__Data for this exercise__
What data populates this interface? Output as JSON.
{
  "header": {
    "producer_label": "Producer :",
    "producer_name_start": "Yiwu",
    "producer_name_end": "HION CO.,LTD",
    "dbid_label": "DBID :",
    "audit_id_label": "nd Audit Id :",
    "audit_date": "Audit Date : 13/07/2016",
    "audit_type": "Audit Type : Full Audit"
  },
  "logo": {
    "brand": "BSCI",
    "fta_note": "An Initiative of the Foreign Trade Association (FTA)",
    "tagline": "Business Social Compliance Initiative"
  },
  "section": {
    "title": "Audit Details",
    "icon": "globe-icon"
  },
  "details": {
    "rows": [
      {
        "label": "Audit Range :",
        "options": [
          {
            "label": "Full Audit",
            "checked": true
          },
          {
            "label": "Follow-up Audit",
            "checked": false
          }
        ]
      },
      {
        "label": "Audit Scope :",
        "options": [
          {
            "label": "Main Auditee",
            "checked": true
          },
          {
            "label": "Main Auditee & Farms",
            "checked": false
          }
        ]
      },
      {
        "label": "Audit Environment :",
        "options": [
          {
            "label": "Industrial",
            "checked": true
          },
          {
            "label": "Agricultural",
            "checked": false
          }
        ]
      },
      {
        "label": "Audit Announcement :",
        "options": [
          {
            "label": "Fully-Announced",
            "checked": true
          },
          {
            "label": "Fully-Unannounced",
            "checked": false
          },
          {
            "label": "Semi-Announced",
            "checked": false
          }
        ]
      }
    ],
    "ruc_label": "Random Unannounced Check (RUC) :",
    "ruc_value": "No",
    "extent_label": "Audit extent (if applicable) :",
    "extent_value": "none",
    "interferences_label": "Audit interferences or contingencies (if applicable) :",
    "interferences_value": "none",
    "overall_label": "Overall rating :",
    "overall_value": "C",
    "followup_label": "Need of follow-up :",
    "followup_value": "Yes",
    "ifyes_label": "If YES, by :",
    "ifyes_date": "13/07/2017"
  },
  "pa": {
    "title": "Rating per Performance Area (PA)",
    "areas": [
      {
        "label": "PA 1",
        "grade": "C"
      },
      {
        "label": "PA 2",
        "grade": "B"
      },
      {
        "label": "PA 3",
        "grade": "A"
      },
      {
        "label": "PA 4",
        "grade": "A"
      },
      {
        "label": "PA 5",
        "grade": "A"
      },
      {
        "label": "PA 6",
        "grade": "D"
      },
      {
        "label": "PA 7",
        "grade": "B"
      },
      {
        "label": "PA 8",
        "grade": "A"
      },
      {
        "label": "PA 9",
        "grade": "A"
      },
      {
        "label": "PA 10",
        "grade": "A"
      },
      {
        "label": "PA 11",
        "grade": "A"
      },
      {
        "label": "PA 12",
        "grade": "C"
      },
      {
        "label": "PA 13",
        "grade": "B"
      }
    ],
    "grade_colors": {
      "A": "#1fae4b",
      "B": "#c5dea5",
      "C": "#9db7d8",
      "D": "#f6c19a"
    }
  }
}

__Exercise instructions__
Find the word "Auditee" in the data and show each line that holds it.

__Complete response__
            "label": "Main Auditee",
            "label": "Main Auditee & Farms",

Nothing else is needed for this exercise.